● Given instruction
Please output the records below in full, exactly as given, but without the images.

-- Listing start --

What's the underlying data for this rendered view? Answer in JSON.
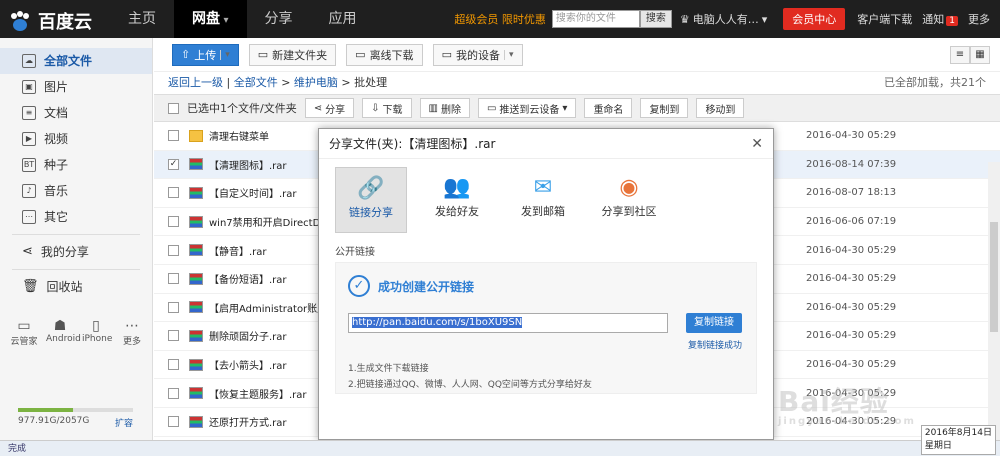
{
  "app": {
    "name": "百度云"
  },
  "nav": {
    "items": [
      "主页",
      "网盘",
      "分享",
      "应用"
    ]
  },
  "topbar": {
    "vip_promo": "超级会员 限时优惠",
    "search_placeholder": "搜索你的文件",
    "search_button": "搜索",
    "username": "电脑人人有…",
    "vip_center": "会员中心",
    "client_download": "客户端下载",
    "notify": "通知",
    "notify_count": "1",
    "more": "更多"
  },
  "sidebar": {
    "items": [
      {
        "label": "全部文件",
        "icon": "cloud-icon"
      },
      {
        "label": "图片",
        "icon": "image-icon"
      },
      {
        "label": "文档",
        "icon": "doc-icon"
      },
      {
        "label": "视频",
        "icon": "video-icon"
      },
      {
        "label": "种子",
        "icon": "bt-icon"
      },
      {
        "label": "音乐",
        "icon": "music-icon"
      },
      {
        "label": "其它",
        "icon": "other-icon"
      }
    ],
    "share": "我的分享",
    "trash": "回收站",
    "devices": [
      "云管家",
      "Android",
      "iPhone",
      "更多"
    ],
    "quota_text": "977.91G/2057G",
    "quota_fraction": 0.475,
    "expand": "扩容"
  },
  "toolbar": {
    "upload": "上传",
    "new_folder": "新建文件夹",
    "offline": "离线下载",
    "my_device": "我的设备"
  },
  "breadcrumb": {
    "back": "返回上一级",
    "root": "全部文件",
    "parent": "维护电脑",
    "current": "批处理",
    "loaded": "已全部加载，共21个"
  },
  "actionbar": {
    "selected": "已选中1个文件/文件夹",
    "share": "分享",
    "download": "下载",
    "delete": "删除",
    "push": "推送到云设备",
    "rename": "重命名",
    "copy": "复制到",
    "move": "移动到"
  },
  "files": [
    {
      "name": "清理右键菜单",
      "date": "2016-04-30 05:29",
      "folder": true,
      "checked": false
    },
    {
      "name": "【清理图标】.rar",
      "date": "2016-08-14 07:39",
      "folder": false,
      "checked": true
    },
    {
      "name": "【自定义时间】.rar",
      "date": "2016-08-07 18:13",
      "folder": false,
      "checked": false
    },
    {
      "name": "win7禁用和开启DirectDraw加",
      "date": "2016-06-06 07:19",
      "folder": false,
      "checked": false
    },
    {
      "name": "【静音】.rar",
      "date": "2016-04-30 05:29",
      "folder": false,
      "checked": false
    },
    {
      "name": "【备份短语】.rar",
      "date": "2016-04-30 05:29",
      "folder": false,
      "checked": false
    },
    {
      "name": "【启用Administrator账户】.r",
      "date": "2016-04-30 05:29",
      "folder": false,
      "checked": false
    },
    {
      "name": "删除顽固分子.rar",
      "date": "2016-04-30 05:29",
      "folder": false,
      "checked": false
    },
    {
      "name": "【去小箭头】.rar",
      "date": "2016-04-30 05:29",
      "folder": false,
      "checked": false
    },
    {
      "name": "【恢复主题服务】.rar",
      "date": "2016-04-30 05:29",
      "folder": false,
      "checked": false
    },
    {
      "name": "还原打开方式.rar",
      "date": "2016-04-30 05:29",
      "folder": false,
      "checked": false
    }
  ],
  "dialog": {
    "title": "分享文件(夹):【清理图标】.rar",
    "tabs": [
      {
        "label": "链接分享",
        "icon": "link-icon",
        "glyph": "🔗"
      },
      {
        "label": "发给好友",
        "icon": "friends-icon",
        "glyph": "👥"
      },
      {
        "label": "发到邮箱",
        "icon": "mail-icon",
        "glyph": "✉"
      },
      {
        "label": "分享到社区",
        "icon": "community-icon",
        "glyph": "◉"
      }
    ],
    "section": "公开链接",
    "success": "成功创建公开链接",
    "link": "http://pan.baidu.com/s/1boXU9SN",
    "copy_button": "复制链接",
    "copy_ok": "复制链接成功",
    "tip1": "1.生成文件下载链接",
    "tip2": "2.把链接通过QQ、微博、人人网、QQ空间等方式分享给好友"
  },
  "status": {
    "text": "完成",
    "date": "2016年8月14日",
    "weekday": "星期日"
  },
  "watermark": {
    "main": "Bai经验",
    "sub": "jingyan.baidu.com"
  }
}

-- Listing end --

● Task response
What's the underlying data for this rendered view? Answer in JSON.
{
  "app": {
    "name": "百度云"
  },
  "nav": {
    "items": [
      "主页",
      "网盘",
      "分享",
      "应用"
    ]
  },
  "topbar": {
    "vip_promo": "超级会员 限时优惠",
    "search_placeholder": "搜索你的文件",
    "search_button": "搜索",
    "username": "电脑人人有…",
    "vip_center": "会员中心",
    "client_download": "客户端下载",
    "notify": "通知",
    "notify_count": "1",
    "more": "更多"
  },
  "sidebar": {
    "items": [
      {
        "label": "全部文件",
        "icon": "cloud-icon"
      },
      {
        "label": "图片",
        "icon": "image-icon"
      },
      {
        "label": "文档",
        "icon": "doc-icon"
      },
      {
        "label": "视频",
        "icon": "video-icon"
      },
      {
        "label": "种子",
        "icon": "bt-icon"
      },
      {
        "label": "音乐",
        "icon": "music-icon"
      },
      {
        "label": "其它",
        "icon": "other-icon"
      }
    ],
    "share": "我的分享",
    "trash": "回收站",
    "devices": [
      "云管家",
      "Android",
      "iPhone",
      "更多"
    ],
    "quota_text": "977.91G/2057G",
    "quota_fraction": 0.475,
    "expand": "扩容"
  },
  "toolbar": {
    "upload": "上传",
    "new_folder": "新建文件夹",
    "offline": "离线下载",
    "my_device": "我的设备"
  },
  "breadcrumb": {
    "back": "返回上一级",
    "root": "全部文件",
    "parent": "维护电脑",
    "current": "批处理",
    "loaded": "已全部加载，共21个"
  },
  "actionbar": {
    "selected": "已选中1个文件/文件夹",
    "share": "分享",
    "download": "下载",
    "delete": "删除",
    "push": "推送到云设备",
    "rename": "重命名",
    "copy": "复制到",
    "move": "移动到"
  },
  "files": [
    {
      "name": "清理右键菜单",
      "date": "2016-04-30 05:29",
      "folder": true,
      "checked": false
    },
    {
      "name": "【清理图标】.rar",
      "date": "2016-08-14 07:39",
      "folder": false,
      "checked": true
    },
    {
      "name": "【自定义时间】.rar",
      "date": "2016-08-07 18:13",
      "folder": false,
      "checked": false
    },
    {
      "name": "win7禁用和开启DirectDraw加",
      "date": "2016-06-06 07:19",
      "folder": false,
      "checked": false
    },
    {
      "name": "【静音】.rar",
      "date": "2016-04-30 05:29",
      "folder": false,
      "checked": false
    },
    {
      "name": "【备份短语】.rar",
      "date": "2016-04-30 05:29",
      "folder": false,
      "checked": false
    },
    {
      "name": "【启用Administrator账户】.r",
      "date": "2016-04-30 05:29",
      "folder": false,
      "checked": false
    },
    {
      "name": "删除顽固分子.rar",
      "date": "2016-04-30 05:29",
      "folder": false,
      "checked": false
    },
    {
      "name": "【去小箭头】.rar",
      "date": "2016-04-30 05:29",
      "folder": false,
      "checked": false
    },
    {
      "name": "【恢复主题服务】.rar",
      "date": "2016-04-30 05:29",
      "folder": false,
      "checked": false
    },
    {
      "name": "还原打开方式.rar",
      "date": "2016-04-30 05:29",
      "folder": false,
      "checked": false
    }
  ],
  "dialog": {
    "title": "分享文件(夹):【清理图标】.rar",
    "tabs": [
      {
        "label": "链接分享",
        "icon": "link-icon",
        "glyph": "🔗"
      },
      {
        "label": "发给好友",
        "icon": "friends-icon",
        "glyph": "👥"
      },
      {
        "label": "发到邮箱",
        "icon": "mail-icon",
        "glyph": "✉"
      },
      {
        "label": "分享到社区",
        "icon": "community-icon",
        "glyph": "◉"
      }
    ],
    "section": "公开链接",
    "success": "成功创建公开链接",
    "link": "http://pan.baidu.com/s/1boXU9SN",
    "copy_button": "复制链接",
    "copy_ok": "复制链接成功",
    "tip1": "1.生成文件下载链接",
    "tip2": "2.把链接通过QQ、微博、人人网、QQ空间等方式分享给好友"
  },
  "status": {
    "text": "完成",
    "date": "2016年8月14日",
    "weekday": "星期日"
  },
  "watermark": {
    "main": "Bai经验",
    "sub": "jingyan.baidu.com"
  }
}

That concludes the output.